== SET EXERCISE ==
Scan the entries below and extract each line with the word "TradingView" in it.

>> begin RECORDS TO USE

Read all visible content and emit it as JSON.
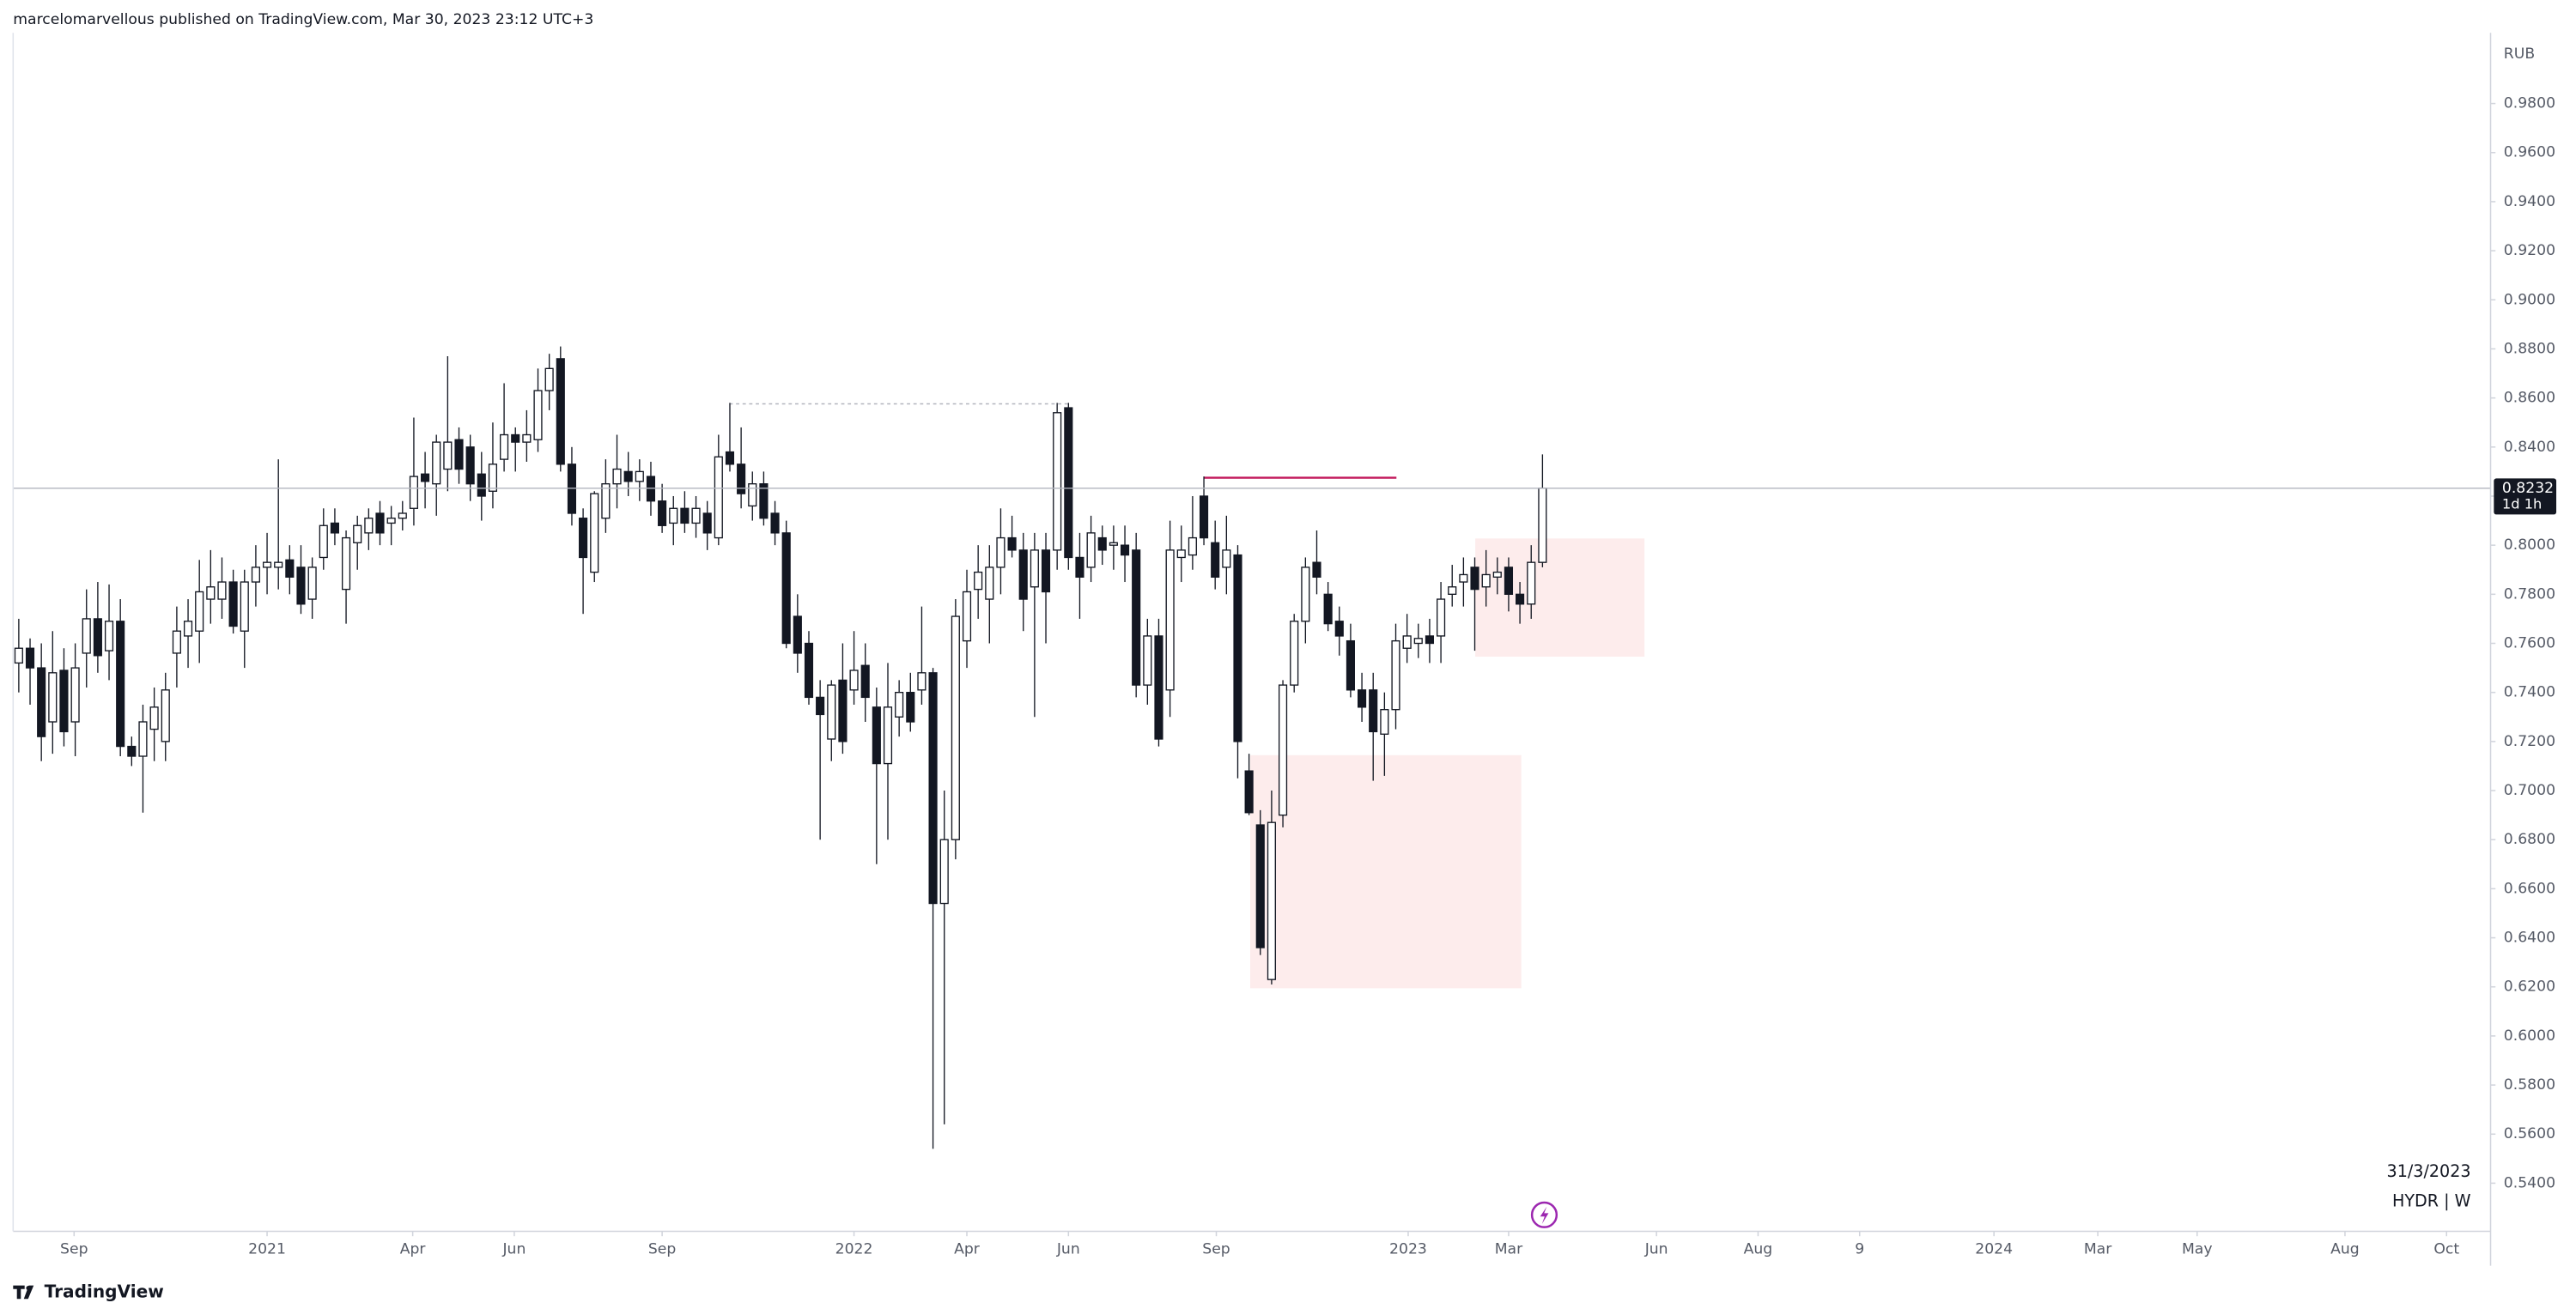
{
  "header": "marcelomarvellous published on TradingView.com, Mar 30, 2023 23:12 UTC+3",
  "footer": "TradingView",
  "chart_data": {
    "type": "candlestick",
    "currency": "RUB",
    "date_label": "31/3/2023",
    "symbol_label": "HYDR | W",
    "countdown": "1d 1h",
    "up_color": "#ffffff",
    "down_color": "#131722",
    "outline_color": "#131722",
    "xlim": [
      -0.5,
      219
    ],
    "ylim": [
      0.5204,
      1.0088
    ],
    "xticks": [
      {
        "value": 4.9,
        "label": "Sep"
      },
      {
        "value": 22,
        "label": "2021"
      },
      {
        "value": 34.9,
        "label": "Apr"
      },
      {
        "value": 43.9,
        "label": "Jun"
      },
      {
        "value": 57,
        "label": "Sep"
      },
      {
        "value": 74,
        "label": "2022"
      },
      {
        "value": 84,
        "label": "Apr"
      },
      {
        "value": 93,
        "label": "Jun"
      },
      {
        "value": 106.1,
        "label": "Sep"
      },
      {
        "value": 123.1,
        "label": "2023"
      },
      {
        "value": 132,
        "label": "Mar"
      },
      {
        "value": 145.1,
        "label": "Jun"
      },
      {
        "value": 154.1,
        "label": "Aug"
      },
      {
        "value": 163.1,
        "label": "9"
      },
      {
        "value": 175,
        "label": "2024"
      },
      {
        "value": 184.2,
        "label": "Mar"
      },
      {
        "value": 193,
        "label": "May"
      },
      {
        "value": 206.1,
        "label": "Aug"
      },
      {
        "value": 215.1,
        "label": "Oct"
      }
    ],
    "yticks": [
      {
        "value": 0.54,
        "label": "0.5400"
      },
      {
        "value": 0.56,
        "label": "0.5600"
      },
      {
        "value": 0.58,
        "label": "0.5800"
      },
      {
        "value": 0.6,
        "label": "0.6000"
      },
      {
        "value": 0.62,
        "label": "0.6200"
      },
      {
        "value": 0.64,
        "label": "0.6400"
      },
      {
        "value": 0.66,
        "label": "0.6600"
      },
      {
        "value": 0.68,
        "label": "0.6800"
      },
      {
        "value": 0.7,
        "label": "0.7000"
      },
      {
        "value": 0.72,
        "label": "0.7200"
      },
      {
        "value": 0.74,
        "label": "0.7400"
      },
      {
        "value": 0.76,
        "label": "0.7600"
      },
      {
        "value": 0.78,
        "label": "0.7800"
      },
      {
        "value": 0.8,
        "label": "0.8000"
      },
      {
        "value": 0.82,
        "label": "0.8200"
      },
      {
        "value": 0.84,
        "label": "0.8400"
      },
      {
        "value": 0.86,
        "label": "0.8600"
      },
      {
        "value": 0.88,
        "label": "0.8800"
      },
      {
        "value": 0.9,
        "label": "0.9000"
      },
      {
        "value": 0.92,
        "label": "0.9200"
      },
      {
        "value": 0.94,
        "label": "0.9400"
      },
      {
        "value": 0.96,
        "label": "0.9600"
      },
      {
        "value": 0.98,
        "label": "0.9800"
      }
    ],
    "open": [
      0.752,
      0.758,
      0.75,
      0.728,
      0.749,
      0.728,
      0.756,
      0.77,
      0.757,
      0.769,
      0.718,
      0.714,
      0.725,
      0.72,
      0.756,
      0.763,
      0.765,
      0.778,
      0.778,
      0.785,
      0.765,
      0.785,
      0.791,
      0.791,
      0.794,
      0.791,
      0.778,
      0.795,
      0.809,
      0.782,
      0.801,
      0.805,
      0.813,
      0.809,
      0.811,
      0.815,
      0.829,
      0.825,
      0.831,
      0.843,
      0.84,
      0.829,
      0.822,
      0.835,
      0.845,
      0.842,
      0.843,
      0.863,
      0.876,
      0.833,
      0.811,
      0.789,
      0.811,
      0.825,
      0.83,
      0.826,
      0.828,
      0.818,
      0.809,
      0.815,
      0.809,
      0.813,
      0.803,
      0.838,
      0.833,
      0.816,
      0.825,
      0.813,
      0.805,
      0.771,
      0.76,
      0.738,
      0.721,
      0.745,
      0.741,
      0.751,
      0.734,
      0.711,
      0.73,
      0.74,
      0.741,
      0.748,
      0.654,
      0.68,
      0.761,
      0.782,
      0.778,
      0.791,
      0.803,
      0.798,
      0.783,
      0.798,
      0.798,
      0.856,
      0.795,
      0.791,
      0.803,
      0.8,
      0.8,
      0.798,
      0.743,
      0.763,
      0.741,
      0.795,
      0.796,
      0.82,
      0.801,
      0.791,
      0.796,
      0.708,
      0.686,
      0.623,
      0.69,
      0.743,
      0.769,
      0.793,
      0.78,
      0.769,
      0.761,
      0.741,
      0.741,
      0.723,
      0.733,
      0.758,
      0.76,
      0.763,
      0.763,
      0.78,
      0.785,
      0.791,
      0.783,
      0.787,
      0.791,
      0.78,
      0.776,
      0.793
    ],
    "high": [
      0.77,
      0.762,
      0.76,
      0.765,
      0.758,
      0.76,
      0.782,
      0.785,
      0.784,
      0.778,
      0.722,
      0.735,
      0.742,
      0.748,
      0.775,
      0.778,
      0.794,
      0.798,
      0.795,
      0.79,
      0.79,
      0.8,
      0.805,
      0.835,
      0.8,
      0.8,
      0.795,
      0.815,
      0.815,
      0.806,
      0.812,
      0.815,
      0.818,
      0.816,
      0.818,
      0.852,
      0.838,
      0.845,
      0.877,
      0.848,
      0.845,
      0.838,
      0.85,
      0.866,
      0.848,
      0.855,
      0.872,
      0.878,
      0.881,
      0.84,
      0.815,
      0.822,
      0.835,
      0.845,
      0.838,
      0.835,
      0.834,
      0.825,
      0.82,
      0.822,
      0.82,
      0.818,
      0.845,
      0.858,
      0.848,
      0.83,
      0.83,
      0.818,
      0.81,
      0.78,
      0.765,
      0.745,
      0.745,
      0.76,
      0.765,
      0.76,
      0.742,
      0.752,
      0.745,
      0.748,
      0.775,
      0.75,
      0.7,
      0.778,
      0.79,
      0.8,
      0.8,
      0.815,
      0.812,
      0.805,
      0.805,
      0.805,
      0.858,
      0.858,
      0.805,
      0.812,
      0.808,
      0.808,
      0.808,
      0.805,
      0.77,
      0.77,
      0.81,
      0.808,
      0.82,
      0.828,
      0.81,
      0.812,
      0.8,
      0.715,
      0.692,
      0.7,
      0.745,
      0.772,
      0.795,
      0.806,
      0.785,
      0.775,
      0.768,
      0.748,
      0.748,
      0.74,
      0.768,
      0.772,
      0.768,
      0.77,
      0.785,
      0.792,
      0.795,
      0.795,
      0.798,
      0.795,
      0.795,
      0.785,
      0.8,
      0.837
    ],
    "low": [
      0.74,
      0.735,
      0.712,
      0.715,
      0.718,
      0.714,
      0.742,
      0.748,
      0.745,
      0.714,
      0.71,
      0.691,
      0.712,
      0.712,
      0.742,
      0.75,
      0.752,
      0.768,
      0.77,
      0.764,
      0.75,
      0.775,
      0.78,
      0.782,
      0.78,
      0.772,
      0.77,
      0.79,
      0.8,
      0.768,
      0.79,
      0.798,
      0.8,
      0.8,
      0.806,
      0.808,
      0.815,
      0.812,
      0.822,
      0.825,
      0.818,
      0.81,
      0.815,
      0.83,
      0.83,
      0.834,
      0.838,
      0.855,
      0.83,
      0.808,
      0.772,
      0.785,
      0.805,
      0.815,
      0.82,
      0.818,
      0.812,
      0.805,
      0.8,
      0.805,
      0.803,
      0.798,
      0.8,
      0.83,
      0.815,
      0.81,
      0.808,
      0.8,
      0.758,
      0.748,
      0.735,
      0.68,
      0.712,
      0.715,
      0.735,
      0.728,
      0.67,
      0.68,
      0.722,
      0.724,
      0.735,
      0.554,
      0.564,
      0.672,
      0.75,
      0.77,
      0.76,
      0.78,
      0.795,
      0.765,
      0.73,
      0.76,
      0.79,
      0.79,
      0.77,
      0.785,
      0.792,
      0.79,
      0.785,
      0.738,
      0.735,
      0.718,
      0.73,
      0.785,
      0.79,
      0.8,
      0.782,
      0.78,
      0.705,
      0.69,
      0.633,
      0.621,
      0.685,
      0.74,
      0.76,
      0.78,
      0.765,
      0.755,
      0.738,
      0.728,
      0.704,
      0.706,
      0.725,
      0.752,
      0.754,
      0.752,
      0.752,
      0.775,
      0.775,
      0.757,
      0.775,
      0.78,
      0.773,
      0.768,
      0.77,
      0.791
    ],
    "close": [
      0.758,
      0.75,
      0.722,
      0.748,
      0.724,
      0.75,
      0.77,
      0.755,
      0.769,
      0.718,
      0.714,
      0.728,
      0.734,
      0.741,
      0.765,
      0.769,
      0.781,
      0.783,
      0.785,
      0.767,
      0.785,
      0.791,
      0.793,
      0.793,
      0.787,
      0.776,
      0.791,
      0.808,
      0.805,
      0.803,
      0.808,
      0.811,
      0.805,
      0.811,
      0.813,
      0.828,
      0.826,
      0.842,
      0.842,
      0.831,
      0.825,
      0.82,
      0.833,
      0.845,
      0.842,
      0.845,
      0.863,
      0.872,
      0.833,
      0.813,
      0.795,
      0.821,
      0.825,
      0.831,
      0.826,
      0.83,
      0.818,
      0.808,
      0.815,
      0.809,
      0.815,
      0.805,
      0.836,
      0.833,
      0.821,
      0.825,
      0.811,
      0.805,
      0.76,
      0.756,
      0.738,
      0.731,
      0.743,
      0.72,
      0.749,
      0.738,
      0.711,
      0.734,
      0.74,
      0.728,
      0.748,
      0.654,
      0.68,
      0.771,
      0.781,
      0.789,
      0.791,
      0.803,
      0.798,
      0.778,
      0.798,
      0.781,
      0.854,
      0.795,
      0.787,
      0.805,
      0.798,
      0.801,
      0.796,
      0.743,
      0.763,
      0.721,
      0.798,
      0.798,
      0.803,
      0.803,
      0.787,
      0.798,
      0.72,
      0.691,
      0.636,
      0.687,
      0.743,
      0.769,
      0.791,
      0.787,
      0.768,
      0.763,
      0.741,
      0.734,
      0.724,
      0.733,
      0.761,
      0.763,
      0.762,
      0.76,
      0.778,
      0.783,
      0.788,
      0.782,
      0.788,
      0.789,
      0.78,
      0.776,
      0.793,
      0.8232
    ]
  }
}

>> end RECORDS TO USE

== SOLUTION BELOW ==
  "header": "marcelomarvellous published on TradingView.com, Mar 30, 2023 23:12 UTC+3",
  "footer": "TradingView",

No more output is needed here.